PASSAGE -
[BEGIN]
# 40mm Panckake or 35mm 1.4L For walking street



## MonteGraham (Sep 22, 2013)

Im tryna find a prime lens for my 7D to walk the streets with. Im currently using my 5DMKIII with the 50mm 1.4 and i love it. Which lens out of the 2 would match the quality and look of that FF combo?? 

Any thought or suggestions would be great.. Thanks


----------



## Eldar (Sep 22, 2013)

I use the Sigma 35/1.4 on FF and I´m very happy with that. The benefit of the 40 is the compact size, but that is not important to me. I´d much rather have the f1.4 capability.


----------



## AudioGlenn (Sep 22, 2013)

I vote for the pancake for a few reasons:

1) smaller and less conspicuous
2) lighter
3) for street stuff, I like shooting around f/5.6 to 8. I'm not usually trying to totally isolate one thing from far away so f/1.4 isn't that big of a need. 
4) you can't beat it for the price

I sold my 35L a while ago. I'm not as big of a fan of prime lenses as I used to be... not that they don't have a place in my arsenal, just not for how I shoot. But that's just me


----------



## MonteGraham (Sep 22, 2013)

AudioGlenn said:


> I vote for the pancake for a few reasons:
> 
> 1) smaller and less conspicuous
> 2) lighter
> ...



I was leaning toward the 40mm for its compact size. But the issue is will i be giving up quality for size. In other words hows the sharpness at f/5.6? would you have a sample photo you would be able to post. Maybe one wide open and also stopped down?? Thanks


----------



## Rocky (Sep 22, 2013)

40mm is too long for the crop senser as a " street walker". 35mm 1.4L is big and heavy. You may want to consider a Non-L 28mm or even 24mm. that will give you close to be 45mm or 28mm FF equivalent.


----------



## Eldar (Sep 22, 2013)

Rocky said:


> 40mm is too long for the crop senser as a " street walker". 35mm 1.4L is big and heavy. You may want to consider a Non-L 28mm or even 24mm. that will give you close to be 45mm or 28mm FF equivalent.


Agree. 35mm on FF is my preference. And I disagree with those saying that you don't need the 1.4 - 2.8 f-stop. Yes, most of the time you use 5.6-8, but in low light both indoors and outdoors I would miss it. The Sigma is in my view a good size. If size was the issue, I would get an EOS M or something similar.


----------



## MonteGraham (Sep 22, 2013)

Rocky said:


> 40mm is too long for the crop senser as a " street walker". 35mm 1.4L is big and heavy. You may want to consider a Non-L 28mm or even 24mm. that will give you close to be 45mm or 28mm FF equivalent.
[END]
EXERCISE REQUIREMENTS - Retype the lens thread word for word, starting at the words "I use the Sigma" and stopping after "AudioGlenn (Sep 22, 2013)". The material that comes next has no connection to the lens thread above.

INFORMATION SHOWN -
[BEGIN]
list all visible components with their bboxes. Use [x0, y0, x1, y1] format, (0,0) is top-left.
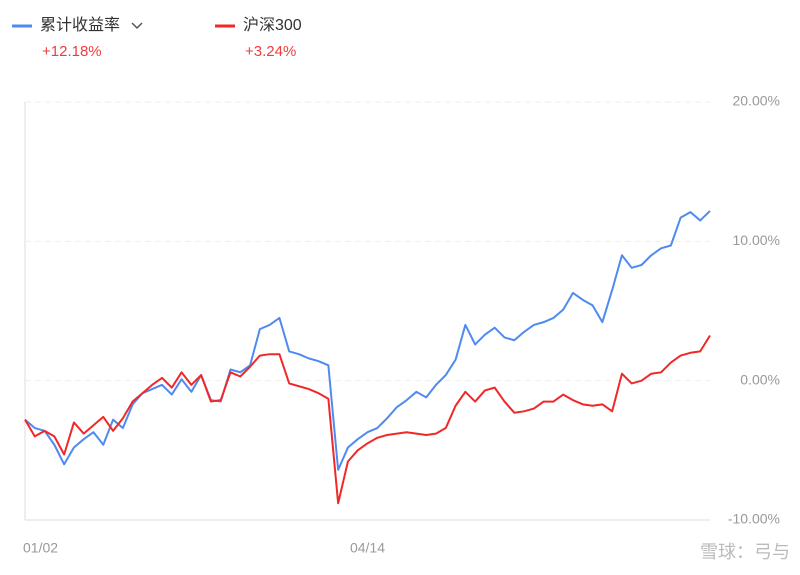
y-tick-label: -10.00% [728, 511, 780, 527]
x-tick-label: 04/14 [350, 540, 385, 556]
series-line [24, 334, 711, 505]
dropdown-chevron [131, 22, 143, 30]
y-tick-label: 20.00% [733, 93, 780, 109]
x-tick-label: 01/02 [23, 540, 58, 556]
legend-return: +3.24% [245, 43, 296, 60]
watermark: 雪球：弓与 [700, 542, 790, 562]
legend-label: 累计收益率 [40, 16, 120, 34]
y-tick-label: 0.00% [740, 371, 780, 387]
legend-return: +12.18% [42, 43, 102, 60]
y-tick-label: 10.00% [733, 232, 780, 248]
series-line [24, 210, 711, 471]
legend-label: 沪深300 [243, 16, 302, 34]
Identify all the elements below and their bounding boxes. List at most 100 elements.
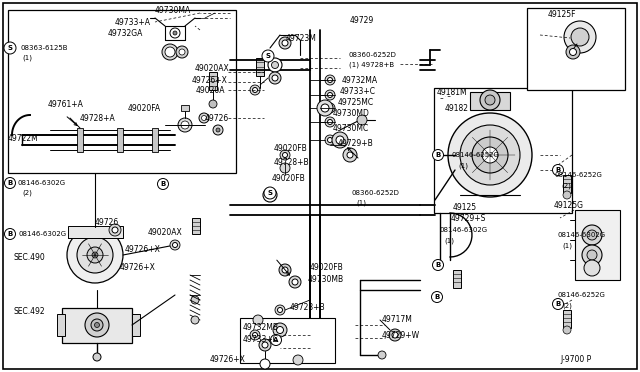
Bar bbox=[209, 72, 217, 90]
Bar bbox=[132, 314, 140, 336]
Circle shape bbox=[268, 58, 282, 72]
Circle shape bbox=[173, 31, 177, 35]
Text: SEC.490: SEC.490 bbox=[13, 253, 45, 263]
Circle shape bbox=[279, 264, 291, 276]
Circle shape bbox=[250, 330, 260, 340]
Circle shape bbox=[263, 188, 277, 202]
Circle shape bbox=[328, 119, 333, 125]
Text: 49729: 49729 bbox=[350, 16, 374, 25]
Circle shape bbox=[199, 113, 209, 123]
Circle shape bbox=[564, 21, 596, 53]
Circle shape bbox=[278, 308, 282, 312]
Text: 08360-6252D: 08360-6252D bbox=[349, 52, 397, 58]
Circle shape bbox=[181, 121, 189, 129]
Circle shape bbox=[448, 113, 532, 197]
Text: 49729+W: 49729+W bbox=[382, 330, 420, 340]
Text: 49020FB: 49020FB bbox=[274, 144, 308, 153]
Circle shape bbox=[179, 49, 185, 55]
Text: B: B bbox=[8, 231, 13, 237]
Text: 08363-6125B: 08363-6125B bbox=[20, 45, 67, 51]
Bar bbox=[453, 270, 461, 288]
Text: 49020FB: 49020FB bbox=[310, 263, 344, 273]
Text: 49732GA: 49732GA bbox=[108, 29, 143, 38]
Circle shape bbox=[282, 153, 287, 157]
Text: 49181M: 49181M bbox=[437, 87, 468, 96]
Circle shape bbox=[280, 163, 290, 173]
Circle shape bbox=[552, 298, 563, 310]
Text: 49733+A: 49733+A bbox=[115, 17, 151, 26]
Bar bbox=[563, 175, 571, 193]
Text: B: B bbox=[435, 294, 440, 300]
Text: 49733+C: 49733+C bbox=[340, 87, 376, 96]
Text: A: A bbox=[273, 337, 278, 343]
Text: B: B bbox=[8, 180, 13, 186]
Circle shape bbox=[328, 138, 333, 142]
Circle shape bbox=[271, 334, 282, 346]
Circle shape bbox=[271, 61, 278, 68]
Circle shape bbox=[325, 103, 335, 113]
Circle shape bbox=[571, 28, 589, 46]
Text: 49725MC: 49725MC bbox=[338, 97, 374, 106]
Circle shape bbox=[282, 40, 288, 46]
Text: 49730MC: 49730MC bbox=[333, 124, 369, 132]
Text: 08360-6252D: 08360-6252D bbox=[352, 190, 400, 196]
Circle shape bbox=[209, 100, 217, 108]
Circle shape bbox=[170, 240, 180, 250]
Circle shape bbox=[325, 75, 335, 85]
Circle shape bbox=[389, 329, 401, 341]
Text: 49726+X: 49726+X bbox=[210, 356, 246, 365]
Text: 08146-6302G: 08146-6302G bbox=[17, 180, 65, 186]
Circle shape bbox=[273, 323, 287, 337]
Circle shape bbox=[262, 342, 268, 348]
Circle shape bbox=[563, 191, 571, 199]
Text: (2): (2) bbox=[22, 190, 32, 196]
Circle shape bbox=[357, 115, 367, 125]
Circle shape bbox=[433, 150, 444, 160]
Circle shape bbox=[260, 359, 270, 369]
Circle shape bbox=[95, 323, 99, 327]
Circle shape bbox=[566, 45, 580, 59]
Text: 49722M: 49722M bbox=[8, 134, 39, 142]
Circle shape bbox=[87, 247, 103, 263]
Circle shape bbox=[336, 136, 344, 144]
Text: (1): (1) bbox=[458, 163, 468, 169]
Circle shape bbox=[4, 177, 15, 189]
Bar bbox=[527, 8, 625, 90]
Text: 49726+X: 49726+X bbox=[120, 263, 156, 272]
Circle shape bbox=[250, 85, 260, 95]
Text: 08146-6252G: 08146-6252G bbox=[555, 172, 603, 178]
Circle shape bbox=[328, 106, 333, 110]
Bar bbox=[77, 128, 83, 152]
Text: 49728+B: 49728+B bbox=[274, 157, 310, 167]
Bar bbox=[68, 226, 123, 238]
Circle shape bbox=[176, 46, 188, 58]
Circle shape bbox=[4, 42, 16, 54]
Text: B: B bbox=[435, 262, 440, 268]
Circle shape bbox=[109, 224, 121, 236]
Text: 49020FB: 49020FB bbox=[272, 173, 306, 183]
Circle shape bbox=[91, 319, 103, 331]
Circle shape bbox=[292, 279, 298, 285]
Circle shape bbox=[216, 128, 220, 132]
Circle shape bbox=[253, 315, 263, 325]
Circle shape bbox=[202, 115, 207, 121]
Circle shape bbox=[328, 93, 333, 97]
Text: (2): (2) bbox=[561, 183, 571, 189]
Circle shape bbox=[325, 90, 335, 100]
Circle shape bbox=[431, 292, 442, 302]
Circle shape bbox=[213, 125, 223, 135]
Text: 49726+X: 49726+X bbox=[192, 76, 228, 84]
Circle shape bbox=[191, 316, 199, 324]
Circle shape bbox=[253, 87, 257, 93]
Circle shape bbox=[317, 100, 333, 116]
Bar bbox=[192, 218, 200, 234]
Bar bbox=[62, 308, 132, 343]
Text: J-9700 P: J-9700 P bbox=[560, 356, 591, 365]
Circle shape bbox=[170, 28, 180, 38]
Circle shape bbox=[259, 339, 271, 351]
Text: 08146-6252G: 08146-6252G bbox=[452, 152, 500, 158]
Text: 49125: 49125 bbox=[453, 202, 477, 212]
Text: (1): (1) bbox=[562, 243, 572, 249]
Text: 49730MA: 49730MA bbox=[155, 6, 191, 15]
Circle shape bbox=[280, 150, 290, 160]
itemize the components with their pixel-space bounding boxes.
[END]
THE SOLUTION -
I use the Sigma 35/1.4 on FF and I´m very happy with that. The benefit of the 40 is the compact size, but that is not important to me. I´d much rather have the f1.4 capability.


----------



## AudioGlenn (Sep 22, 2013)